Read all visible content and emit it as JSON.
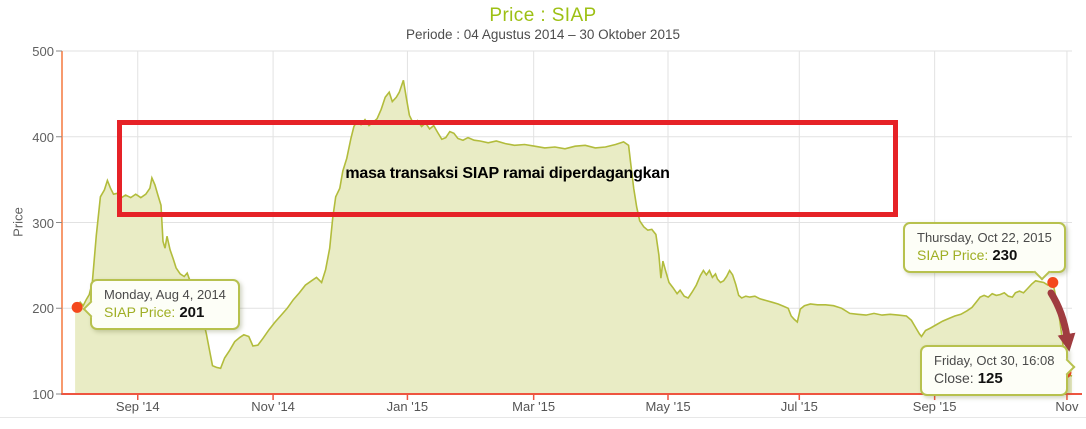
{
  "page": {
    "title": "Price : SIAP",
    "subtitle": "Periode : 04 Agustus 2014 – 30 Oktober 2015"
  },
  "colors": {
    "title": "#9dc014",
    "subtitle": "#4d4d4d",
    "axis_text": "#606060",
    "grid": "#e2e2e2",
    "y_axis_line": "#f79a6e",
    "x_axis_line": "#ee5540",
    "y_tick": "#8a8a8a",
    "series_line": "#b2bc3c",
    "series_fill": "#e9ecc5",
    "marker": "#f4481d",
    "annotation_box": "#e62227",
    "arrow": "#a03c40",
    "tooltip_border": "#b7c14e",
    "tooltip_bg": "#fdfef7",
    "tooltip_label_olive": "#9fae24"
  },
  "annotation": {
    "text": "masa transaksi SIAP ramai diperdagangkan"
  },
  "tooltips": {
    "aug4": {
      "date": "Monday, Aug 4, 2014",
      "label": "SIAP Price:",
      "value": "201"
    },
    "oct22": {
      "date": "Thursday, Oct 22, 2015",
      "label": "SIAP Price:",
      "value": "230"
    },
    "oct30": {
      "date": "Friday, Oct 30, 16:08",
      "label": "Close:",
      "value": "125"
    }
  },
  "chart_data": {
    "type": "area",
    "title": "Price : SIAP",
    "subtitle": "Periode : 04 Agustus 2014 – 30 Oktober 2015",
    "ylabel": "Price",
    "xlabel": "",
    "ylim": [
      100,
      500
    ],
    "y_ticks": [
      100,
      200,
      300,
      400,
      500
    ],
    "grid": true,
    "legend": "none",
    "x_range": [
      "2014-08-04",
      "2015-10-30"
    ],
    "x_ticks": [
      {
        "label": "Sep '14",
        "f": 0.075
      },
      {
        "label": "Nov '14",
        "f": 0.209
      },
      {
        "label": "Jan '15",
        "f": 0.342
      },
      {
        "label": "Mar '15",
        "f": 0.467
      },
      {
        "label": "May '15",
        "f": 0.6
      },
      {
        "label": "Jul '15",
        "f": 0.73
      },
      {
        "label": "Sep '15",
        "f": 0.864
      },
      {
        "label": "Nov",
        "f": 0.995
      }
    ],
    "marked_points": [
      {
        "f": 0.015,
        "value": 201,
        "tooltip": "aug4"
      },
      {
        "f": 0.981,
        "value": 230,
        "tooltip": "oct22"
      },
      {
        "f": 0.994,
        "value": 125,
        "tooltip": "oct30"
      }
    ],
    "series": [
      {
        "name": "SIAP Price",
        "points": [
          [
            0.013,
            204
          ],
          [
            0.015,
            201
          ],
          [
            0.018,
            207
          ],
          [
            0.021,
            203
          ],
          [
            0.024,
            210
          ],
          [
            0.027,
            216
          ],
          [
            0.03,
            230
          ],
          [
            0.034,
            285
          ],
          [
            0.038,
            330
          ],
          [
            0.042,
            338
          ],
          [
            0.045,
            349
          ],
          [
            0.048,
            340
          ],
          [
            0.051,
            333
          ],
          [
            0.055,
            334
          ],
          [
            0.059,
            329
          ],
          [
            0.063,
            332
          ],
          [
            0.068,
            329
          ],
          [
            0.073,
            333
          ],
          [
            0.078,
            329
          ],
          [
            0.083,
            333
          ],
          [
            0.087,
            340
          ],
          [
            0.089,
            352
          ],
          [
            0.092,
            344
          ],
          [
            0.095,
            332
          ],
          [
            0.098,
            320
          ],
          [
            0.1,
            278
          ],
          [
            0.102,
            270
          ],
          [
            0.104,
            284
          ],
          [
            0.107,
            268
          ],
          [
            0.11,
            258
          ],
          [
            0.113,
            247
          ],
          [
            0.117,
            240
          ],
          [
            0.121,
            237
          ],
          [
            0.124,
            241
          ],
          [
            0.127,
            231
          ],
          [
            0.131,
            218
          ],
          [
            0.135,
            205
          ],
          [
            0.139,
            190
          ],
          [
            0.143,
            170
          ],
          [
            0.147,
            145
          ],
          [
            0.149,
            133
          ],
          [
            0.153,
            131
          ],
          [
            0.157,
            130
          ],
          [
            0.161,
            142
          ],
          [
            0.166,
            151
          ],
          [
            0.171,
            161
          ],
          [
            0.176,
            166
          ],
          [
            0.18,
            169
          ],
          [
            0.185,
            167
          ],
          [
            0.189,
            156
          ],
          [
            0.194,
            157
          ],
          [
            0.199,
            165
          ],
          [
            0.205,
            175
          ],
          [
            0.211,
            184
          ],
          [
            0.217,
            192
          ],
          [
            0.223,
            200
          ],
          [
            0.229,
            210
          ],
          [
            0.235,
            218
          ],
          [
            0.241,
            227
          ],
          [
            0.247,
            232
          ],
          [
            0.252,
            236
          ],
          [
            0.257,
            230
          ],
          [
            0.261,
            245
          ],
          [
            0.265,
            270
          ],
          [
            0.268,
            305
          ],
          [
            0.271,
            330
          ],
          [
            0.275,
            340
          ],
          [
            0.278,
            360
          ],
          [
            0.282,
            375
          ],
          [
            0.286,
            398
          ],
          [
            0.289,
            412
          ],
          [
            0.292,
            418
          ],
          [
            0.296,
            414
          ],
          [
            0.3,
            420
          ],
          [
            0.304,
            413
          ],
          [
            0.308,
            417
          ],
          [
            0.312,
            421
          ],
          [
            0.316,
            432
          ],
          [
            0.32,
            446
          ],
          [
            0.324,
            452
          ],
          [
            0.327,
            441
          ],
          [
            0.331,
            446
          ],
          [
            0.334,
            452
          ],
          [
            0.338,
            466
          ],
          [
            0.341,
            445
          ],
          [
            0.344,
            425
          ],
          [
            0.348,
            415
          ],
          [
            0.352,
            419
          ],
          [
            0.356,
            412
          ],
          [
            0.36,
            416
          ],
          [
            0.364,
            409
          ],
          [
            0.368,
            413
          ],
          [
            0.372,
            405
          ],
          [
            0.376,
            397
          ],
          [
            0.38,
            399
          ],
          [
            0.384,
            406
          ],
          [
            0.388,
            404
          ],
          [
            0.392,
            398
          ],
          [
            0.397,
            396
          ],
          [
            0.402,
            399
          ],
          [
            0.408,
            396
          ],
          [
            0.414,
            395
          ],
          [
            0.422,
            393
          ],
          [
            0.43,
            395
          ],
          [
            0.439,
            392
          ],
          [
            0.448,
            390
          ],
          [
            0.458,
            391
          ],
          [
            0.468,
            389
          ],
          [
            0.478,
            387
          ],
          [
            0.488,
            388
          ],
          [
            0.498,
            386
          ],
          [
            0.508,
            389
          ],
          [
            0.518,
            390
          ],
          [
            0.528,
            387
          ],
          [
            0.538,
            388
          ],
          [
            0.548,
            391
          ],
          [
            0.556,
            394
          ],
          [
            0.561,
            390
          ],
          [
            0.563,
            370
          ],
          [
            0.566,
            340
          ],
          [
            0.569,
            318
          ],
          [
            0.572,
            302
          ],
          [
            0.576,
            295
          ],
          [
            0.58,
            291
          ],
          [
            0.584,
            292
          ],
          [
            0.588,
            286
          ],
          [
            0.591,
            262
          ],
          [
            0.593,
            235
          ],
          [
            0.595,
            255
          ],
          [
            0.598,
            242
          ],
          [
            0.601,
            230
          ],
          [
            0.605,
            224
          ],
          [
            0.609,
            217
          ],
          [
            0.612,
            221
          ],
          [
            0.616,
            214
          ],
          [
            0.62,
            212
          ],
          [
            0.624,
            219
          ],
          [
            0.628,
            227
          ],
          [
            0.632,
            238
          ],
          [
            0.635,
            244
          ],
          [
            0.638,
            239
          ],
          [
            0.641,
            244
          ],
          [
            0.644,
            236
          ],
          [
            0.647,
            240
          ],
          [
            0.649,
            234
          ],
          [
            0.652,
            230
          ],
          [
            0.655,
            232
          ],
          [
            0.658,
            237
          ],
          [
            0.661,
            244
          ],
          [
            0.664,
            239
          ],
          [
            0.667,
            228
          ],
          [
            0.67,
            215
          ],
          [
            0.673,
            212
          ],
          [
            0.677,
            214
          ],
          [
            0.681,
            213
          ],
          [
            0.686,
            214
          ],
          [
            0.691,
            211
          ],
          [
            0.697,
            209
          ],
          [
            0.703,
            207
          ],
          [
            0.709,
            205
          ],
          [
            0.715,
            202
          ],
          [
            0.719,
            200
          ],
          [
            0.722,
            191
          ],
          [
            0.725,
            187
          ],
          [
            0.728,
            184
          ],
          [
            0.731,
            199
          ],
          [
            0.735,
            203
          ],
          [
            0.741,
            205
          ],
          [
            0.748,
            204
          ],
          [
            0.756,
            204
          ],
          [
            0.764,
            203
          ],
          [
            0.772,
            200
          ],
          [
            0.78,
            194
          ],
          [
            0.788,
            193
          ],
          [
            0.796,
            192
          ],
          [
            0.804,
            194
          ],
          [
            0.812,
            192
          ],
          [
            0.82,
            193
          ],
          [
            0.828,
            192
          ],
          [
            0.836,
            191
          ],
          [
            0.841,
            186
          ],
          [
            0.845,
            178
          ],
          [
            0.849,
            170
          ],
          [
            0.851,
            167
          ],
          [
            0.855,
            174
          ],
          [
            0.86,
            177
          ],
          [
            0.866,
            181
          ],
          [
            0.872,
            185
          ],
          [
            0.878,
            188
          ],
          [
            0.884,
            191
          ],
          [
            0.89,
            193
          ],
          [
            0.896,
            197
          ],
          [
            0.901,
            201
          ],
          [
            0.905,
            207
          ],
          [
            0.909,
            213
          ],
          [
            0.913,
            215
          ],
          [
            0.917,
            213
          ],
          [
            0.921,
            217
          ],
          [
            0.925,
            215
          ],
          [
            0.929,
            216
          ],
          [
            0.933,
            218
          ],
          [
            0.937,
            214
          ],
          [
            0.941,
            213
          ],
          [
            0.944,
            218
          ],
          [
            0.948,
            220
          ],
          [
            0.952,
            218
          ],
          [
            0.956,
            223
          ],
          [
            0.96,
            228
          ],
          [
            0.964,
            232
          ],
          [
            0.968,
            231
          ],
          [
            0.972,
            230
          ],
          [
            0.976,
            227
          ],
          [
            0.981,
            230
          ],
          [
            0.985,
            208
          ],
          [
            0.988,
            185
          ],
          [
            0.991,
            158
          ],
          [
            0.994,
            125
          ],
          [
            0.997,
            122
          ],
          [
            1.0,
            121
          ]
        ]
      }
    ]
  }
}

Task to carry out:
In the entries above, find the lines containing the word "Periode" and say how many there are, with no other words.

Result for this exercise:
2